- **Dataset records**
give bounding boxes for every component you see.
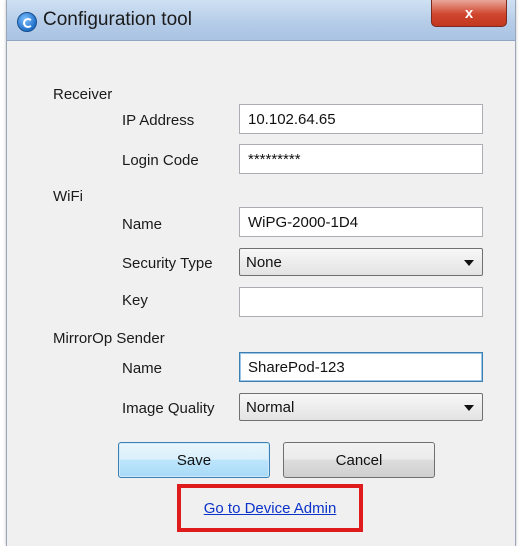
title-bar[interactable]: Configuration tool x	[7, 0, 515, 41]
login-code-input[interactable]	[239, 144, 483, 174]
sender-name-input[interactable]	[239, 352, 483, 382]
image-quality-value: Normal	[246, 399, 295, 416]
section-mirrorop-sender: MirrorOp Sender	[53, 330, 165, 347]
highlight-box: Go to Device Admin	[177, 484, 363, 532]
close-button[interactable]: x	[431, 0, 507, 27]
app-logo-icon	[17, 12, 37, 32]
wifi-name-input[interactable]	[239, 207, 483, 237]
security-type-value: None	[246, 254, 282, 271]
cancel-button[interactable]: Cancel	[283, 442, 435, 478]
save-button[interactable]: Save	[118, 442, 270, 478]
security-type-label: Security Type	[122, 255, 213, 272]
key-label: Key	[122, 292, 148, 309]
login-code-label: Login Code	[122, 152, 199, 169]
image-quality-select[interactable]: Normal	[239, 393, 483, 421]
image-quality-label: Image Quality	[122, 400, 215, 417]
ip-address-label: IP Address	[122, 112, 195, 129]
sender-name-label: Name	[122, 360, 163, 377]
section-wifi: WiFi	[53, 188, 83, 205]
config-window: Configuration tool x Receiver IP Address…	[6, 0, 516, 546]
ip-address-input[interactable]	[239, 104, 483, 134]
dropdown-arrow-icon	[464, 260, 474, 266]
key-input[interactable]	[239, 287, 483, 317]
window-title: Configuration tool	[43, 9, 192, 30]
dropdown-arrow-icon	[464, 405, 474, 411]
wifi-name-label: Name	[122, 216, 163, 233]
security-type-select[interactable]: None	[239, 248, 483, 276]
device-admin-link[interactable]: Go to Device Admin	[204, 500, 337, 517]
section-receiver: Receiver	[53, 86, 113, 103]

--

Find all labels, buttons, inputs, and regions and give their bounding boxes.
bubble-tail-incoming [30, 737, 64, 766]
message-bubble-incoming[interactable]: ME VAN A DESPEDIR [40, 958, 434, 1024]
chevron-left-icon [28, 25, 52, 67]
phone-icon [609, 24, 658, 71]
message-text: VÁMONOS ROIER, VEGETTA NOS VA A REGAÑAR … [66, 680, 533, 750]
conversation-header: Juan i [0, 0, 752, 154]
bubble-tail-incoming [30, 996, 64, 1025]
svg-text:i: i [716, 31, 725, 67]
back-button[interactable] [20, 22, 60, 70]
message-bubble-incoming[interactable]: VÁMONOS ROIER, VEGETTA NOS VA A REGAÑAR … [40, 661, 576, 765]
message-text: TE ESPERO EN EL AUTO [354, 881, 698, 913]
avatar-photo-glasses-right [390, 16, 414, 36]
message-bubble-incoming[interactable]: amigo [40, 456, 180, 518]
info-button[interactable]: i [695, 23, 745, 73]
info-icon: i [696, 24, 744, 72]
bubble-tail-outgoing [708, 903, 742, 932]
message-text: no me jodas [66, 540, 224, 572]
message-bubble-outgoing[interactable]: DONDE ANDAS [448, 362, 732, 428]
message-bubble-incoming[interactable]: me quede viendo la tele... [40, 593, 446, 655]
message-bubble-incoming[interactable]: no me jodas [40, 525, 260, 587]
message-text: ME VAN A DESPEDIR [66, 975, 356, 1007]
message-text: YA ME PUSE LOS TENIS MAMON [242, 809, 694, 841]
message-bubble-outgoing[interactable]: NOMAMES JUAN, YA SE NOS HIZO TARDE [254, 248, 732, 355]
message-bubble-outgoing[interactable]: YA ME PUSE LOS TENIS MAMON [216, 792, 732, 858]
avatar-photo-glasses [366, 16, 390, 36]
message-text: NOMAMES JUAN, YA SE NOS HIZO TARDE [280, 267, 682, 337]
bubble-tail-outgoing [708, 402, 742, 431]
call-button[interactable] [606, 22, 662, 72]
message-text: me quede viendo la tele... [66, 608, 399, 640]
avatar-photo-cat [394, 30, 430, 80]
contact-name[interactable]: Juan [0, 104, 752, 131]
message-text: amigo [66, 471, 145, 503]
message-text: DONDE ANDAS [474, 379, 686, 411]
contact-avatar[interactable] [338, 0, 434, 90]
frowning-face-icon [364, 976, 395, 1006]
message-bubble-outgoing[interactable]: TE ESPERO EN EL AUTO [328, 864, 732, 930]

- **Work to complete**
Starting with the line that contains "Find all labels, buttons, inputs, and" and going on through the line that contains "info-button[interactable]: i [695, 23, 745, 73]", output those record lines as a JSON list of strings, one string per line, with blank lines left out.

- **Finished answer**
[
  "Find all labels, buttons, inputs, and regions and give their bounding boxes.",
  "bubble-tail-incoming [30, 737, 64, 766]",
  "message-bubble-incoming[interactable]: ME VAN A DESPEDIR [40, 958, 434, 1024]",
  "chevron-left-icon [28, 25, 52, 67]",
  "phone-icon [609, 24, 658, 71]",
  "message-text: VÁMONOS ROIER, VEGETTA NOS VA A REGAÑAR … [66, 680, 533, 750]",
  "conversation-header: Juan i [0, 0, 752, 154]",
  "bubble-tail-incoming [30, 996, 64, 1025]",
  "svg-text:i: i [716, 31, 725, 67]",
  "back-button[interactable] [20, 22, 60, 70]",
  "message-bubble-incoming[interactable]: VÁMONOS ROIER, VEGETTA NOS VA A REGAÑAR … [40, 661, 576, 765]",
  "message-text: TE ESPERO EN EL AUTO [354, 881, 698, 913]",
  "avatar-photo-glasses-right [390, 16, 414, 36]",
  "message-bubble-incoming[interactable]: amigo [40, 456, 180, 518]",
  "info-button[interactable]: i [695, 23, 745, 73]"
]